■ Exercise
Reproduce each record exactly.

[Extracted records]
━━━━━━━━

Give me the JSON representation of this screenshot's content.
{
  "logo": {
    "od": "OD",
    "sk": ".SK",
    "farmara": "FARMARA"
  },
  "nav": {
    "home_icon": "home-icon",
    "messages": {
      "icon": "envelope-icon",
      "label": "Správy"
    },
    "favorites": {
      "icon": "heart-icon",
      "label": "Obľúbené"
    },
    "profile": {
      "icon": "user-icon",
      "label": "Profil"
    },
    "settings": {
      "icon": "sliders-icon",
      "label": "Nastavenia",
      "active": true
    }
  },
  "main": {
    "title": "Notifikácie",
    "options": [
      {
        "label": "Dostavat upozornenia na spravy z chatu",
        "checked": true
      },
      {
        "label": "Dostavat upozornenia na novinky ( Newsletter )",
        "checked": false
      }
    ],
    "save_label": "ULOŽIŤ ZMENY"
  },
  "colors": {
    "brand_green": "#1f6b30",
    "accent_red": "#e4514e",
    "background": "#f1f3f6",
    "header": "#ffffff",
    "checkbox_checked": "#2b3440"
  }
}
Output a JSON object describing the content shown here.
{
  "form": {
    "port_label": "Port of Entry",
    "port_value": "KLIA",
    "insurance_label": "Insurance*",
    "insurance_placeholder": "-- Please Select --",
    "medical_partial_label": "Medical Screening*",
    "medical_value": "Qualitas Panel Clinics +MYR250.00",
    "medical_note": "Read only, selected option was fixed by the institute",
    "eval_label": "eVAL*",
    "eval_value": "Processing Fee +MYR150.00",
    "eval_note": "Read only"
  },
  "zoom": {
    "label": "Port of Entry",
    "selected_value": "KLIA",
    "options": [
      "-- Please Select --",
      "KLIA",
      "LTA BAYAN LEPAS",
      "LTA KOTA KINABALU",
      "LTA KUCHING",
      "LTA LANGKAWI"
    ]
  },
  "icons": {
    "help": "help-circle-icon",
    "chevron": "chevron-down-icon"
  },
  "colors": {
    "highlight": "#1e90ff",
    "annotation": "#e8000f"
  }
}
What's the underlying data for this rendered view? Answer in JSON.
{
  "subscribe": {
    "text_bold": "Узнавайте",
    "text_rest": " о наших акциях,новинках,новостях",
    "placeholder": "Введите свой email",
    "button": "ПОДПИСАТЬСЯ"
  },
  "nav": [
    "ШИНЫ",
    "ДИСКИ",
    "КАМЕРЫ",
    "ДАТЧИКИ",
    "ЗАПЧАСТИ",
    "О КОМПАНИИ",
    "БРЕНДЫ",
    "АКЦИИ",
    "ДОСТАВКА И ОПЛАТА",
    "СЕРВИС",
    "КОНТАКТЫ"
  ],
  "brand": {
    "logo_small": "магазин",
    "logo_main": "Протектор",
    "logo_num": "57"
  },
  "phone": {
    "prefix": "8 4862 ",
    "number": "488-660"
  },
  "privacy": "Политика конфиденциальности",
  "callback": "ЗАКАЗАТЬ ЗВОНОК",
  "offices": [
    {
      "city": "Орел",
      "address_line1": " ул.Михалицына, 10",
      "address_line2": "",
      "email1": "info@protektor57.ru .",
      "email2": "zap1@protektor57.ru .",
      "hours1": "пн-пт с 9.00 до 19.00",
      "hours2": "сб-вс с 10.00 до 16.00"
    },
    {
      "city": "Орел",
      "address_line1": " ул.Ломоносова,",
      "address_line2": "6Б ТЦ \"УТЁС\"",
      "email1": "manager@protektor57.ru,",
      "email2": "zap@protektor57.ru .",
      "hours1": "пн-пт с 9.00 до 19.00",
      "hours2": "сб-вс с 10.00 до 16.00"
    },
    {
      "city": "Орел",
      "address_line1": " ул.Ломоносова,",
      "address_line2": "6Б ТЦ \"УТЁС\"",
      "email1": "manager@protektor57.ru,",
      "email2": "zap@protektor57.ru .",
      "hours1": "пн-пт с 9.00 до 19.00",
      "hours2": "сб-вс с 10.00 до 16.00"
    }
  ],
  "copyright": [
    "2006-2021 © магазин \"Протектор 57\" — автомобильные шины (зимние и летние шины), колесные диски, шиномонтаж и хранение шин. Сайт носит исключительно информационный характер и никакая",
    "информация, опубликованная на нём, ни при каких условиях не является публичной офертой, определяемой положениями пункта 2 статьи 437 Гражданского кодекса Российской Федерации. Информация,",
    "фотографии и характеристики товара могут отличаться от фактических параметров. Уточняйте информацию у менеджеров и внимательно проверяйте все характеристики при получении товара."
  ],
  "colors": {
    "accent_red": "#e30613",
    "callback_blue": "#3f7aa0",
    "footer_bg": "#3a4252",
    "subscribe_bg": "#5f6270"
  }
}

━━━━━━━━

■ Worked solution
Give me the JSON representation of this screenshot's content.
{
  "logo": {
    "od": "OD",
    "sk": ".SK",
    "farmara": "FARMARA"
  },
  "nav": {
    "home_icon": "home-icon",
    "messages": {
      "icon": "envelope-icon",
      "label": "Správy"
    },
    "favorites": {
      "icon": "heart-icon",
      "label": "Obľúbené"
    },
    "profile": {
      "icon": "user-icon",
      "label": "Profil"
    },
    "settings": {
      "icon": "sliders-icon",
      "label": "Nastavenia",
      "active": true
    }
  },
  "main": {
    "title": "Notifikácie",
    "options": [
      {
        "label": "Dostavat upozornenia na spravy z chatu",
        "checked": true
      },
      {
        "label": "Dostavat upozornenia na novinky ( Newsletter )",
        "checked": false
      }
    ],
    "save_label": "ULOŽIŤ ZMENY"
  },
  "colors": {
    "brand_green": "#1f6b30",
    "accent_red": "#e4514e",
    "background": "#f1f3f6",
    "header": "#ffffff",
    "checkbox_checked": "#2b3440"
  }
}
Output a JSON object describing the content shown here.
{
  "form": {
    "port_label": "Port of Entry",
    "port_value": "KLIA",
    "insurance_label": "Insurance*",
    "insurance_placeholder": "-- Please Select --",
    "medical_partial_label": "Medical Screening*",
    "medical_value": "Qualitas Panel Clinics +MYR250.00",
    "medical_note": "Read only, selected option was fixed by the institute",
    "eval_label": "eVAL*",
    "eval_value": "Processing Fee +MYR150.00",
    "eval_note": "Read only"
  },
  "zoom": {
    "label": "Port of Entry",
    "selected_value": "KLIA",
    "options": [
      "-- Please Select --",
      "KLIA",
      "LTA BAYAN LEPAS",
      "LTA KOTA KINABALU",
      "LTA KUCHING",
      "LTA LANGKAWI"
    ]
  },
  "icons": {
    "help": "help-circle-icon",
    "chevron": "chevron-down-icon"
  },
  "colors": {
    "highlight": "#1e90ff",
    "annotation": "#e8000f"
  }
}
What's the underlying data for this rendered view? Answer in JSON.
{
  "subscribe": {
    "text_bold": "Узнавайте",
    "text_rest": " о наших акциях,новинках,новостях",
    "placeholder": "Введите свой email",
    "button": "ПОДПИСАТЬСЯ"
  },
  "nav": [
    "ШИНЫ",
    "ДИСКИ",
    "КАМЕРЫ",
    "ДАТЧИКИ",
    "ЗАПЧАСТИ",
    "О КОМПАНИИ",
    "БРЕНДЫ",
    "АКЦИИ",
    "ДОСТАВКА И ОПЛАТА",
    "СЕРВИС",
    "КОНТАКТЫ"
  ],
  "brand": {
    "logo_small": "магазин",
    "logo_main": "Протектор",
    "logo_num": "57"
  },
  "phone": {
    "prefix": "8 4862 ",
    "number": "488-660"
  },
  "privacy": "Политика конфиденциальности",
  "callback": "ЗАКАЗАТЬ ЗВОНОК",
  "offices": [
    {
      "city": "Орел",
      "address_line1": " ул.Михалицына, 10",
      "address_line2": "",
      "email1": "info@protektor57.ru .",
      "email2": "zap1@protektor57.ru .",
      "hours1": "пн-пт с 9.00 до 19.00",
      "hours2": "сб-вс с 10.00 до 16.00"
    },
    {
      "city": "Орел",
      "address_line1": " ул.Ломоносова,",
      "address_line2": "6Б ТЦ \"УТЁС\"",
      "email1": "manager@protektor57.ru,",
      "email2": "zap@protektor57.ru .",
      "hours1": "пн-пт с 9.00 до 19.00",
      "hours2": "сб-вс с 10.00 до 16.00"
    },
    {
      "city": "Орел",
      "address_line1": " ул.Ломоносова,",
      "address_line2": "6Б ТЦ \"УТЁС\"",
      "email1": "manager@protektor57.ru,",
      "email2": "zap@protektor57.ru .",
      "hours1": "пн-пт с 9.00 до 19.00",
      "hours2": "сб-вс с 10.00 до 16.00"
    }
  ],
  "copyright": [
    "2006-2021 © магазин \"Протектор 57\" — автомобильные шины (зимние и летние шины), колесные диски, шиномонтаж и хранение шин. Сайт носит исключительно информационный характер и никакая",
    "информация, опубликованная на нём, ни при каких условиях не является публичной офертой, определяемой положениями пункта 2 статьи 437 Гражданского кодекса Российской Федерации. Информация,",
    "фотографии и характеристики товара могут отличаться от фактических параметров. Уточняйте информацию у менеджеров и внимательно проверяйте все характеристики при получении товара."
  ],
  "colors": {
    "accent_red": "#e30613",
    "callback_blue": "#3f7aa0",
    "footer_bg": "#3a4252",
    "subscribe_bg": "#5f6270"
  }
}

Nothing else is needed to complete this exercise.